Pictures don't belong in the copy; print all the records exactly.
* BEGIN *
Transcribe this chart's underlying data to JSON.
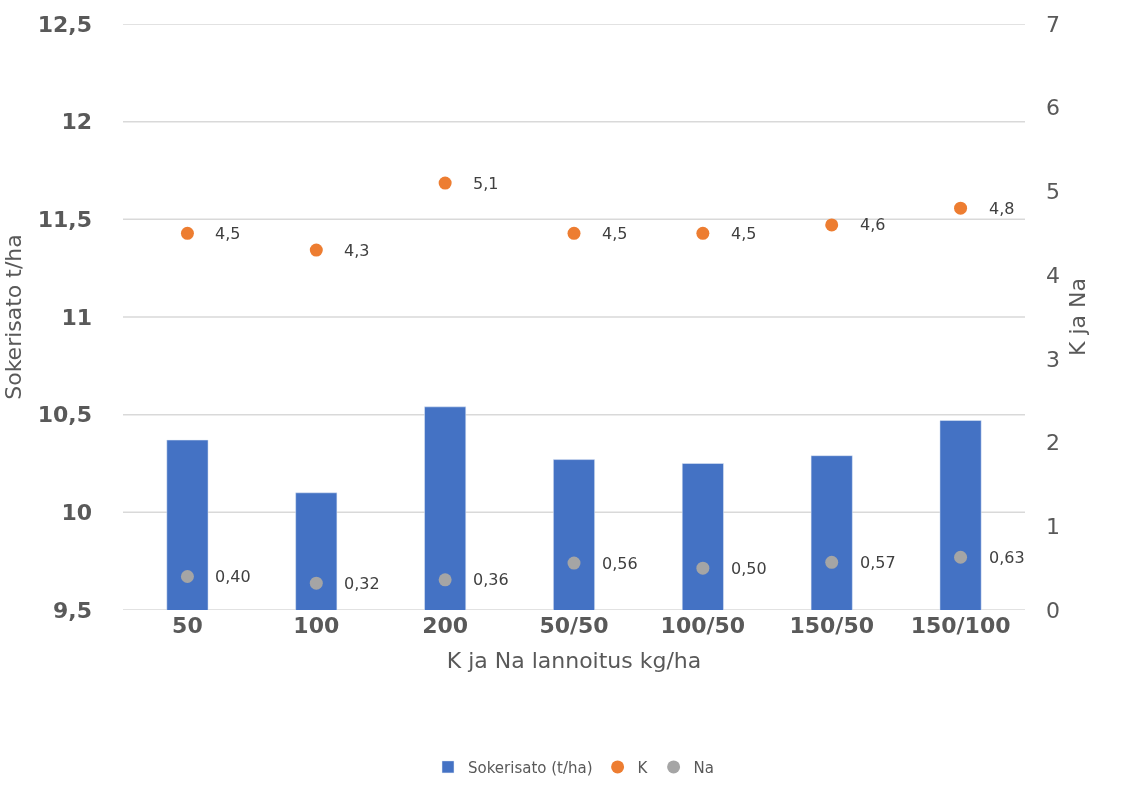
{
  "chart_data": {
    "type": "bar",
    "xlabel": "K ja Na lannoitus kg/ha",
    "ylabel": "Sokerisato t/ha",
    "y2label": "K ja Na",
    "categories": [
      "50",
      "100",
      "200",
      "50/50",
      "100/50",
      "150/50",
      "150/100"
    ],
    "series": [
      {
        "name": "Sokerisato (t/ha)",
        "color": "#4472c4",
        "values": [
          10.37,
          10.1,
          10.54,
          10.27,
          10.25,
          10.29,
          10.47
        ]
      },
      {
        "name": "K",
        "type": "scatter",
        "axis": "y2",
        "color": "#ed7d31",
        "values": [
          4.5,
          4.3,
          5.1,
          4.5,
          4.5,
          4.6,
          4.8
        ],
        "value_labels": [
          "4,5",
          "4,3",
          "5,1",
          "4,5",
          "4,5",
          "4,6",
          "4,8"
        ]
      },
      {
        "name": "Na",
        "type": "scatter",
        "axis": "y2",
        "color": "#a5a5a5",
        "values": [
          0.4,
          0.32,
          0.36,
          0.56,
          0.5,
          0.57,
          0.63
        ],
        "value_labels": [
          "0,40",
          "0,32",
          "0,36",
          "0,56",
          "0,50",
          "0,57",
          "0,63"
        ]
      }
    ],
    "ylim": [
      9.5,
      12.5
    ],
    "yticks": [
      {
        "value": 9.5,
        "label": "9,5"
      },
      10,
      {
        "value": 10.5,
        "label": "10,5"
      },
      11,
      {
        "value": 11.5,
        "label": "11,5"
      },
      12,
      {
        "value": 12.5,
        "label": "12,5"
      }
    ],
    "y2lim": [
      0,
      7
    ],
    "y2ticks": [
      0,
      1,
      2,
      3,
      4,
      5,
      6,
      7
    ],
    "grid": "y",
    "legend": "bottom",
    "marker": "circle"
  }
}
* END *
[Exercise result]:
Transcribe this chart's underlying data to JSON.
{
  "chart_data": {
    "type": "bar",
    "xlabel": "K ja Na lannoitus kg/ha",
    "ylabel": "Sokerisato t/ha",
    "y2label": "K ja Na",
    "categories": [
      "50",
      "100",
      "200",
      "50/50",
      "100/50",
      "150/50",
      "150/100"
    ],
    "series": [
      {
        "name": "Sokerisato (t/ha)",
        "color": "#4472c4",
        "values": [
          10.37,
          10.1,
          10.54,
          10.27,
          10.25,
          10.29,
          10.47
        ]
      },
      {
        "name": "K",
        "type": "scatter",
        "axis": "y2",
        "color": "#ed7d31",
        "values": [
          4.5,
          4.3,
          5.1,
          4.5,
          4.5,
          4.6,
          4.8
        ],
        "value_labels": [
          "4,5",
          "4,3",
          "5,1",
          "4,5",
          "4,5",
          "4,6",
          "4,8"
        ]
      },
      {
        "name": "Na",
        "type": "scatter",
        "axis": "y2",
        "color": "#a5a5a5",
        "values": [
          0.4,
          0.32,
          0.36,
          0.56,
          0.5,
          0.57,
          0.63
        ],
        "value_labels": [
          "0,40",
          "0,32",
          "0,36",
          "0,56",
          "0,50",
          "0,57",
          "0,63"
        ]
      }
    ],
    "ylim": [
      9.5,
      12.5
    ],
    "yticks": [
      {
        "value": 9.5,
        "label": "9,5"
      },
      10,
      {
        "value": 10.5,
        "label": "10,5"
      },
      11,
      {
        "value": 11.5,
        "label": "11,5"
      },
      12,
      {
        "value": 12.5,
        "label": "12,5"
      }
    ],
    "y2lim": [
      0,
      7
    ],
    "y2ticks": [
      0,
      1,
      2,
      3,
      4,
      5,
      6,
      7
    ],
    "grid": "y",
    "legend": "bottom",
    "marker": "circle"
  }
}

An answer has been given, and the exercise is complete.